9 New Times, a New Paradigm Mapping the Interactions of the Legal System, Judges, Lawyers, and Regime Changes in Post-Communist Europe

DOI: 10.4324/9780429272745-9
Carl F. Pinkele Ohio Wesleyan University, Delaware, Ohio
Communism was not put on the defensive nor did it collapse in East-Central Europe and the former Soviet Union owing to the actions of lawyers seeking to practice law without heavy state constraints; nor was the pursuit of justice or the rule of law behind the changes. Whatever has happened, is happening, and might well happen during the playing out of the respective transition of regimes will occur because of larger and smaller political economy matters than those principally associated with the professional and organized pursuits of lawyers or judges. Nevertheless, the law system and those who practice their profession within it as well as advocates, officials, judges, and private citizens quite conceivably will do much to shape both the near and the more distant future of post-communist Europe.

■ **Instructions for the task**
Write out the part of the excerpt on law in post-communist Europe between "DOI: 10.4324/9780429272745-9" and "of post-communist Europe.", inclusive. The listing isn't needed for this.

■ **Data excerpt**
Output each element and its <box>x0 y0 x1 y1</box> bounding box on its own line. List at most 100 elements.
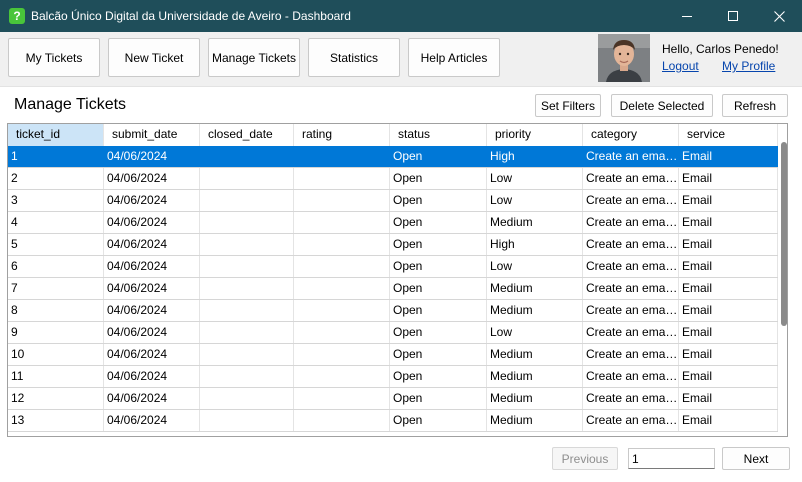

■ **Task solution**
DOI: 10.4324/9780429272745-9
Carl F. Pinkele Ohio Wesleyan University, Delaware, Ohio
Communism was not put on the defensive nor did it collapse in East-Central Europe and the former Soviet Union owing to the actions of lawyers seeking to practice law without heavy state constraints; nor was the pursuit of justice or the rule of law behind the changes. Whatever has happened, is happening, and might well happen during the playing out of the respective transition of regimes will occur because of larger and smaller political economy matters than those principally associated with the professional and organized pursuits of lawyers or judges. Nevertheless, the law system and those who practice their profession within it as well as advocates, officials, judges, and private citizens quite conceivably will do much to shape both the near and the more distant future of post-communist Europe.